==== Records for the task
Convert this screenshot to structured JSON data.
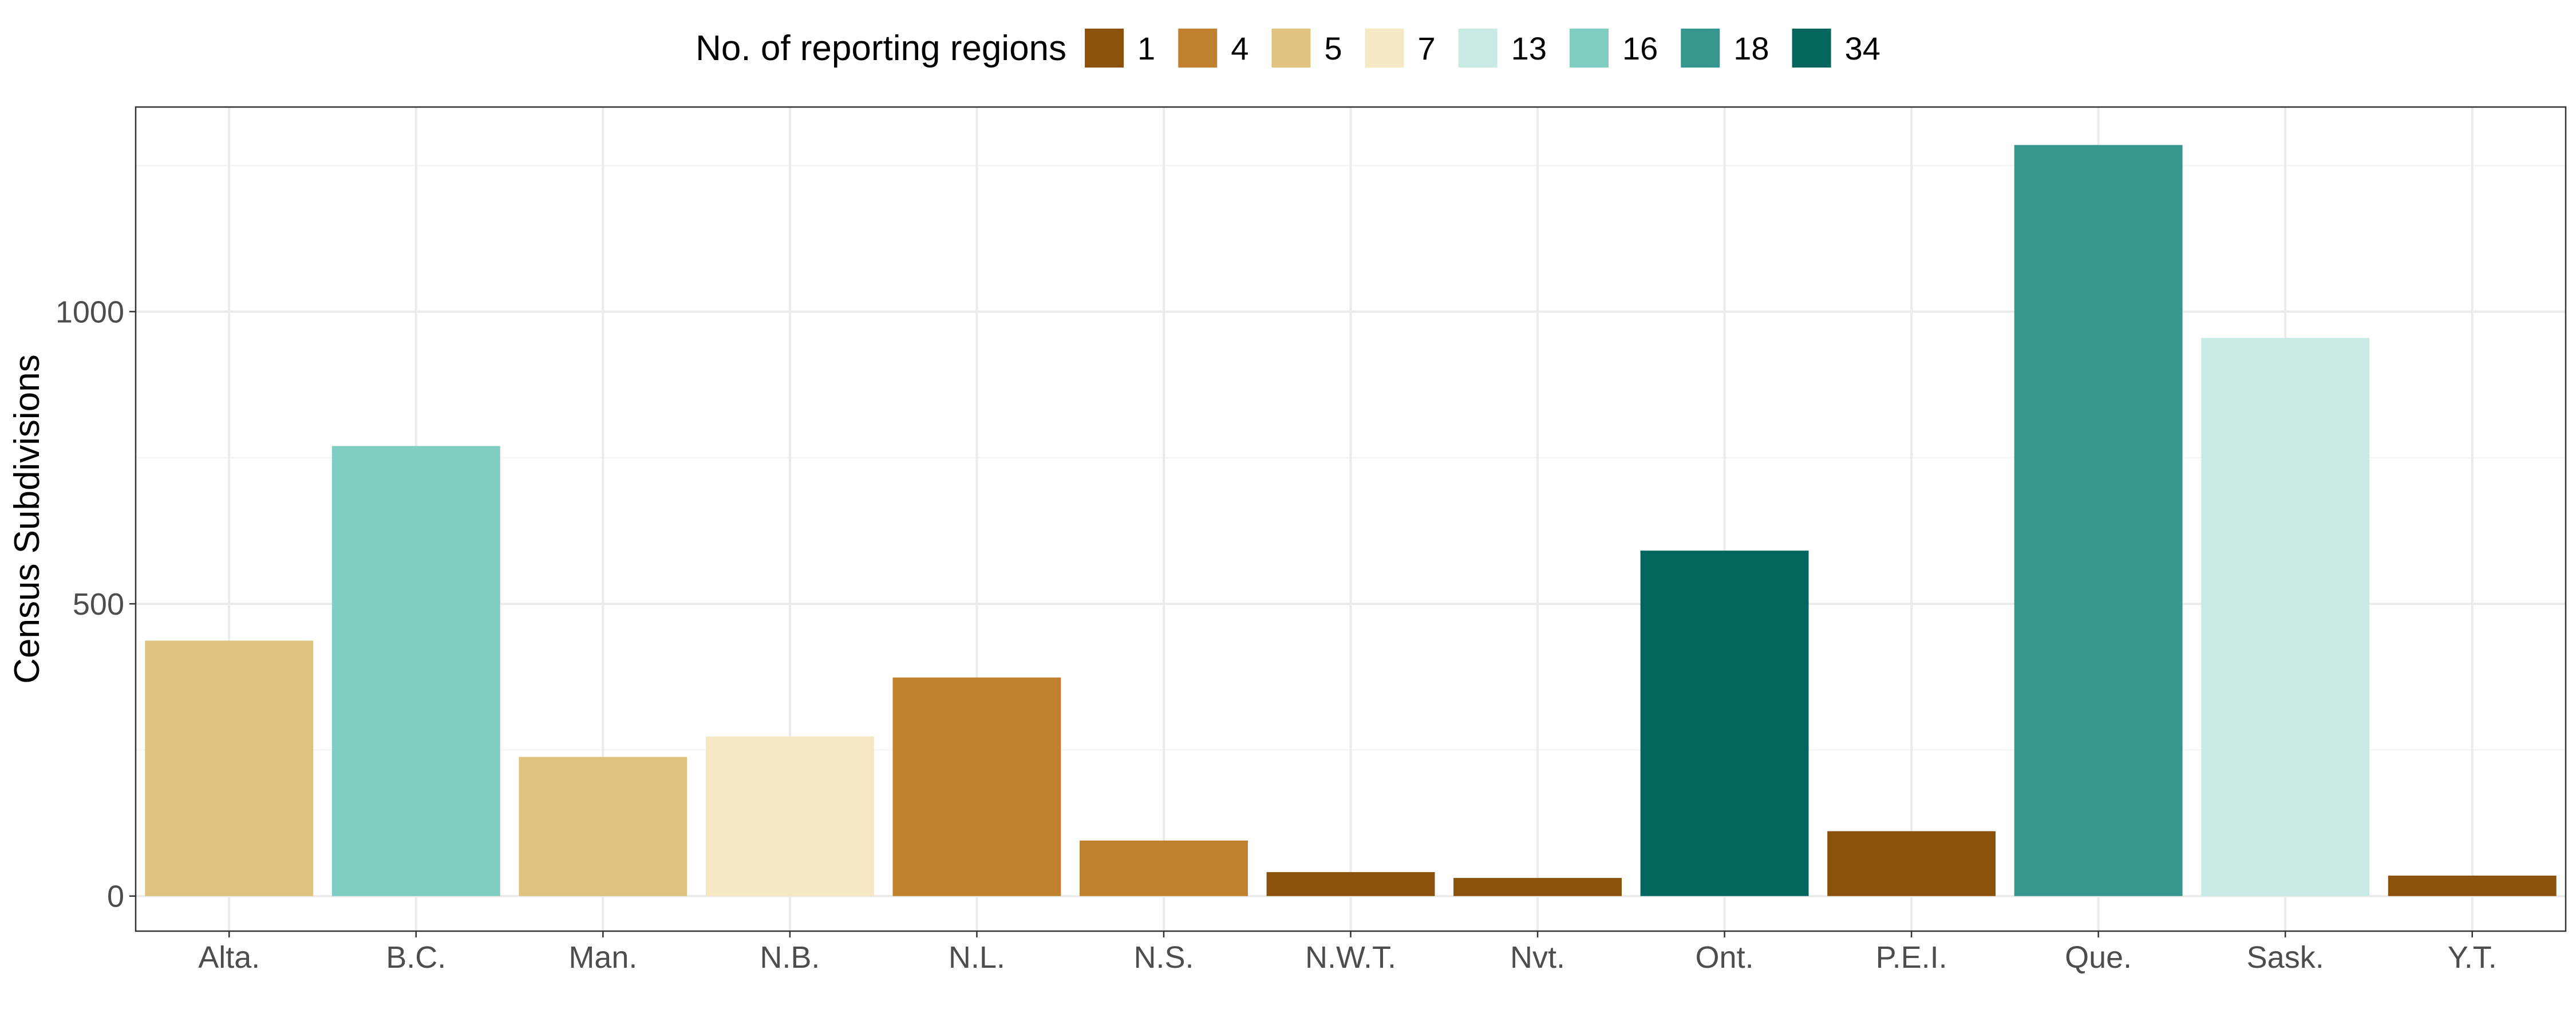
{
  "chart_data": {
    "type": "bar",
    "title": "",
    "xlabel": "",
    "ylabel": "Census Subdivisions",
    "categories": [
      "Alta.",
      "B.C.",
      "Man.",
      "N.B.",
      "N.L.",
      "N.S.",
      "N.W.T.",
      "Nvt.",
      "Ont.",
      "P.E.I.",
      "Que.",
      "Sask.",
      "Y.T."
    ],
    "values": [
      437,
      770,
      238,
      273,
      374,
      95,
      41,
      31,
      591,
      111,
      1285,
      955,
      35
    ],
    "fill_group": [
      "5",
      "16",
      "5",
      "7",
      "4",
      "4",
      "1",
      "1",
      "34",
      "1",
      "18",
      "13",
      "1"
    ],
    "ylim": [
      -60,
      1350
    ],
    "yticks": [
      0,
      500,
      1000
    ],
    "yticks_minor": [
      250,
      750,
      1250
    ],
    "grid": true,
    "legend": {
      "title": "No. of reporting regions",
      "position": "top",
      "entries": [
        {
          "label": "1",
          "color": "#8c510a"
        },
        {
          "label": "4",
          "color": "#bf812d"
        },
        {
          "label": "5",
          "color": "#dfc27d"
        },
        {
          "label": "7",
          "color": "#f6e8c3"
        },
        {
          "label": "13",
          "color": "#c7eae5"
        },
        {
          "label": "16",
          "color": "#80cdc1"
        },
        {
          "label": "18",
          "color": "#35978f"
        },
        {
          "label": "34",
          "color": "#01665e"
        }
      ]
    }
  }
}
========
### Task goal
Check each line above for the word "color" and give the number of lines that have it, nothing else.

### Answer to this problem
8